### Given instruction:
Return all lines that include the string "Exports".

### Data supplied:
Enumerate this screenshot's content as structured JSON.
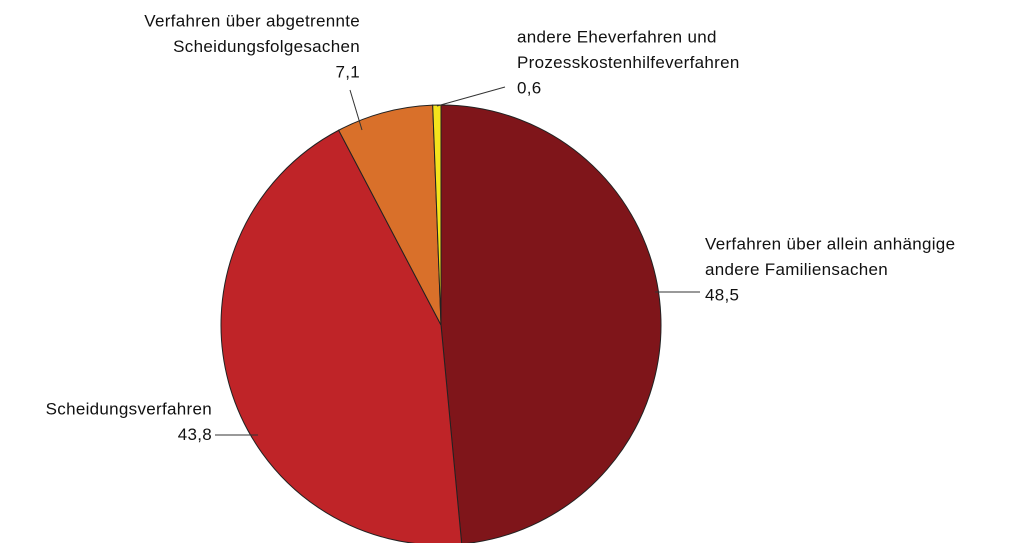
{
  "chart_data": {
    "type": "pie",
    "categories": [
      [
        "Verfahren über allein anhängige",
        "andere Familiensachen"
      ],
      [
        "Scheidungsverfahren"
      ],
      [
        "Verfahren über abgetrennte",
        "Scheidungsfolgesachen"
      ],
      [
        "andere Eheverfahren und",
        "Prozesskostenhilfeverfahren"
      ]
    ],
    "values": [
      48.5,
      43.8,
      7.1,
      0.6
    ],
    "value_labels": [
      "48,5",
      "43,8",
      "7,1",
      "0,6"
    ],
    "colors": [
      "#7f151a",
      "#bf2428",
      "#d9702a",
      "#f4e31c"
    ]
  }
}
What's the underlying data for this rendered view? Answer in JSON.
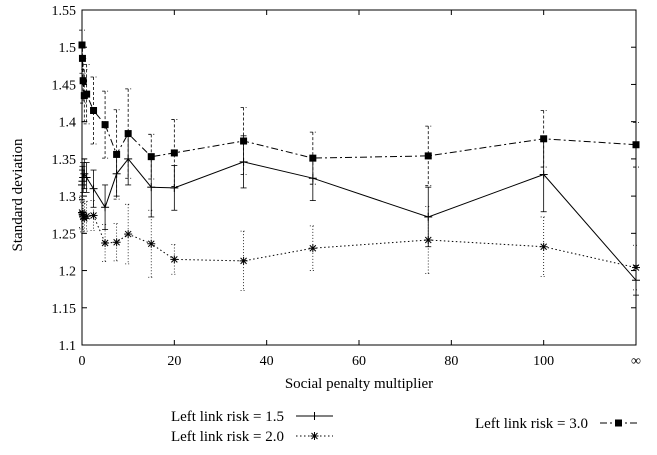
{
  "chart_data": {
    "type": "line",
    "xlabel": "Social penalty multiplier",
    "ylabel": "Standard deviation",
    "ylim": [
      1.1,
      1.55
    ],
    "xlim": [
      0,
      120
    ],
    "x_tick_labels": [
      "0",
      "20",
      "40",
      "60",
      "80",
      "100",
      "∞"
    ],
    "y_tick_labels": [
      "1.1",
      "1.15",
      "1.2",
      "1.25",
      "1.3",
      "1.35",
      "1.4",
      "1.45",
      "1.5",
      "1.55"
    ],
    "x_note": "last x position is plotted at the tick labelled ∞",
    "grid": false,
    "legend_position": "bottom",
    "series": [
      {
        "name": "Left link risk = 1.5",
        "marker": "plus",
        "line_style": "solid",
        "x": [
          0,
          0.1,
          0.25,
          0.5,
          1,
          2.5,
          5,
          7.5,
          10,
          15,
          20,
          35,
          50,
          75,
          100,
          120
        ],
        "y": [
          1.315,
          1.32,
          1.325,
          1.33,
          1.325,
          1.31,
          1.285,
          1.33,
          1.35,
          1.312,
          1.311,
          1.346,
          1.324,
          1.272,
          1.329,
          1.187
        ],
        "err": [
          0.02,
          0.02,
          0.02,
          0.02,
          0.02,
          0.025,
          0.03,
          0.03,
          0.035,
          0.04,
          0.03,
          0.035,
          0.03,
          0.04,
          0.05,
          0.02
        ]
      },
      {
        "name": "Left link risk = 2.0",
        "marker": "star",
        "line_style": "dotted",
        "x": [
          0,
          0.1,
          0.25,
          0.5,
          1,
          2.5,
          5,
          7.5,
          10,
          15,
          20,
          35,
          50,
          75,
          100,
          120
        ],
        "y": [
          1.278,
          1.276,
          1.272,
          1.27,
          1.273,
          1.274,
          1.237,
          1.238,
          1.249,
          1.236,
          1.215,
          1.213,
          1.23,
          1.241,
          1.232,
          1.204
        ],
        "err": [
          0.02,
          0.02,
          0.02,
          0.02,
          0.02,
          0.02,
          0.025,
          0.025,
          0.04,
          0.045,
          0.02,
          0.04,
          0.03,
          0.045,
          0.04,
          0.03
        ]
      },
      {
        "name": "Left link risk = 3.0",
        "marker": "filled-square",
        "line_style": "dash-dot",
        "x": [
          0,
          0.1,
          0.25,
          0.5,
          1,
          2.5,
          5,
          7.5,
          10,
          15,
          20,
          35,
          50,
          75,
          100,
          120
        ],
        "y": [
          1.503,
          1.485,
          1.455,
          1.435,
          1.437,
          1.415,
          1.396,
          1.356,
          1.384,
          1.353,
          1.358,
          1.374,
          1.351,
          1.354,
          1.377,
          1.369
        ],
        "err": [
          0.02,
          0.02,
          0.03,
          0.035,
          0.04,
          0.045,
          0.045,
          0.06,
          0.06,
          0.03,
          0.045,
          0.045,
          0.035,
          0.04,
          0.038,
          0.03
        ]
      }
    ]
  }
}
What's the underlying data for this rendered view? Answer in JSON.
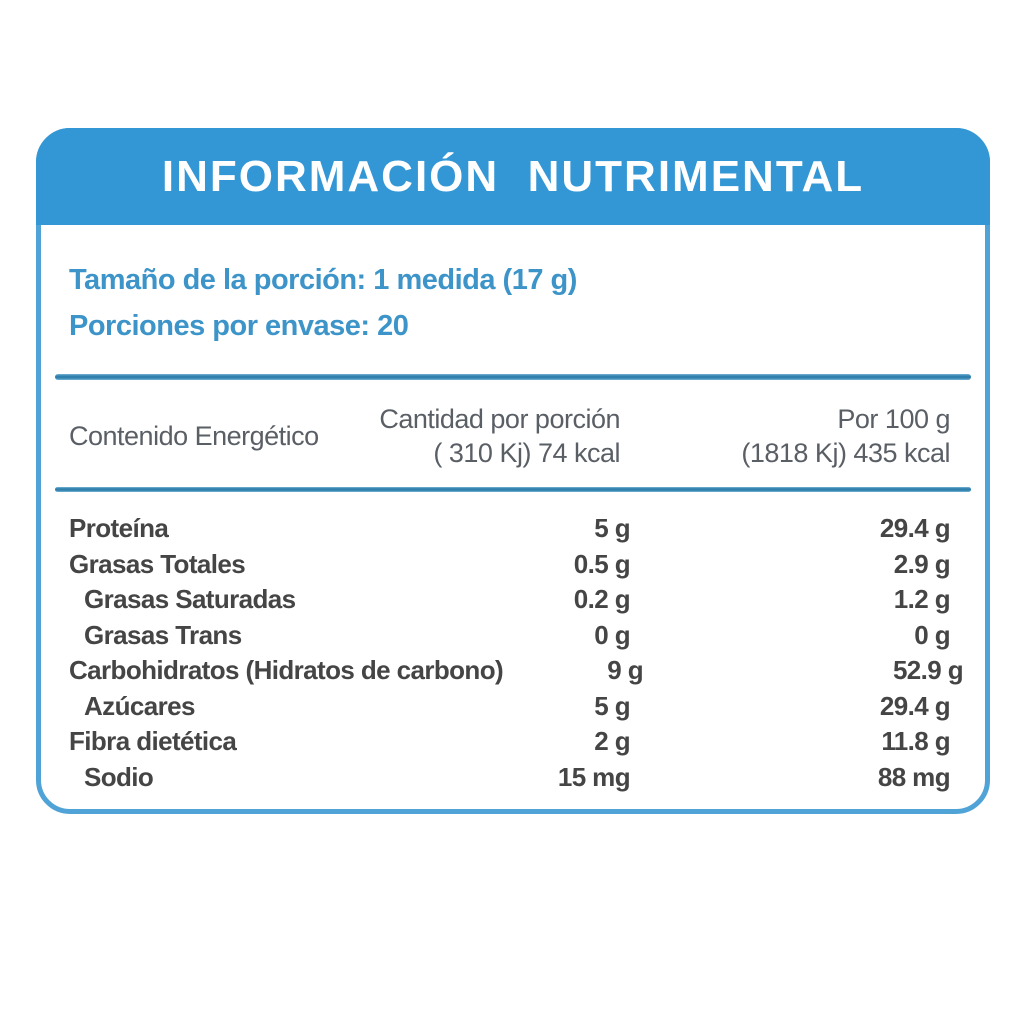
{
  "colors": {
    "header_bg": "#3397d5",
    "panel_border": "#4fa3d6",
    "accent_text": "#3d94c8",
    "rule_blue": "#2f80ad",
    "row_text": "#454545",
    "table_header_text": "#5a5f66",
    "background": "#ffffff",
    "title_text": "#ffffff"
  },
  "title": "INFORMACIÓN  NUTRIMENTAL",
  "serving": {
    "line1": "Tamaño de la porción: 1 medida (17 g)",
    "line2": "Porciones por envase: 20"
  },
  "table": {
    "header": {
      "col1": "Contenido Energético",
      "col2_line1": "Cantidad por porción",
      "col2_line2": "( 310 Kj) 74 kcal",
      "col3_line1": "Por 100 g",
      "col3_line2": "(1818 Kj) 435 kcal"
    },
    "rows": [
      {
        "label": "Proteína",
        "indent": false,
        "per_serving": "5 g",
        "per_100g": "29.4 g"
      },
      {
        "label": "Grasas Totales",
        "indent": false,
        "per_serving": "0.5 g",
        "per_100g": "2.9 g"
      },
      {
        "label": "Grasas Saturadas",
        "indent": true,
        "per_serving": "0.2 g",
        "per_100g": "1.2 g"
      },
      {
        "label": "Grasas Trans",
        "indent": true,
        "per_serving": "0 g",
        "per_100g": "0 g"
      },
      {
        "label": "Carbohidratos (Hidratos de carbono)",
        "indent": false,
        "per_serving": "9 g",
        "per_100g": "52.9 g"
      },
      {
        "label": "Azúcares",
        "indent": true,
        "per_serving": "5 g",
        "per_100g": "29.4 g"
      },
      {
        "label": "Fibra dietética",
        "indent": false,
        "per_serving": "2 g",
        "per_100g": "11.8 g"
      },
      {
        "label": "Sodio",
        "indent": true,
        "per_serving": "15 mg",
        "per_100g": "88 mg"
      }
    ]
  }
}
---
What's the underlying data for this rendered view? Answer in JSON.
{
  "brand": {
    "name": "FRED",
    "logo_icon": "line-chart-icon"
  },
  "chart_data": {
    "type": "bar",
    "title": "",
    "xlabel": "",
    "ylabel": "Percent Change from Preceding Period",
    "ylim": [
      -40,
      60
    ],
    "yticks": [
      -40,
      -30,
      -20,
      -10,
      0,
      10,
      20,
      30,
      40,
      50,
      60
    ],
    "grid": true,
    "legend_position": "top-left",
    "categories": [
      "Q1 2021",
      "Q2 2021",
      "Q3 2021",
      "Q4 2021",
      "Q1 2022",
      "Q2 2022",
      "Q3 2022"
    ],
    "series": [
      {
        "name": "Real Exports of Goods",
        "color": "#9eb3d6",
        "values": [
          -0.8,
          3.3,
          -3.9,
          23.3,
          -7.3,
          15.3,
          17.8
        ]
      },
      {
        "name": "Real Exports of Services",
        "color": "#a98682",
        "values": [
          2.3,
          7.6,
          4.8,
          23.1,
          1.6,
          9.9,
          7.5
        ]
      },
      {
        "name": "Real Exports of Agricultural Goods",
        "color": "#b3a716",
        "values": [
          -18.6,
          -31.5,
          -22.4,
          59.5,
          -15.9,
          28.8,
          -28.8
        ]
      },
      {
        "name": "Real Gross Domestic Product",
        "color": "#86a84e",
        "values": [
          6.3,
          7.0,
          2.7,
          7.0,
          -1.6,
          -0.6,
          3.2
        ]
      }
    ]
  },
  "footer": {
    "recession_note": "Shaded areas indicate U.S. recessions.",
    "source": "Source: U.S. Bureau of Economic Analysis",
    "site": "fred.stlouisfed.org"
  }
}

### Answer:
        "name": "Real Exports of Goods",
        "name": "Real Exports of Services",
        "name": "Real Exports of Agricultural Goods",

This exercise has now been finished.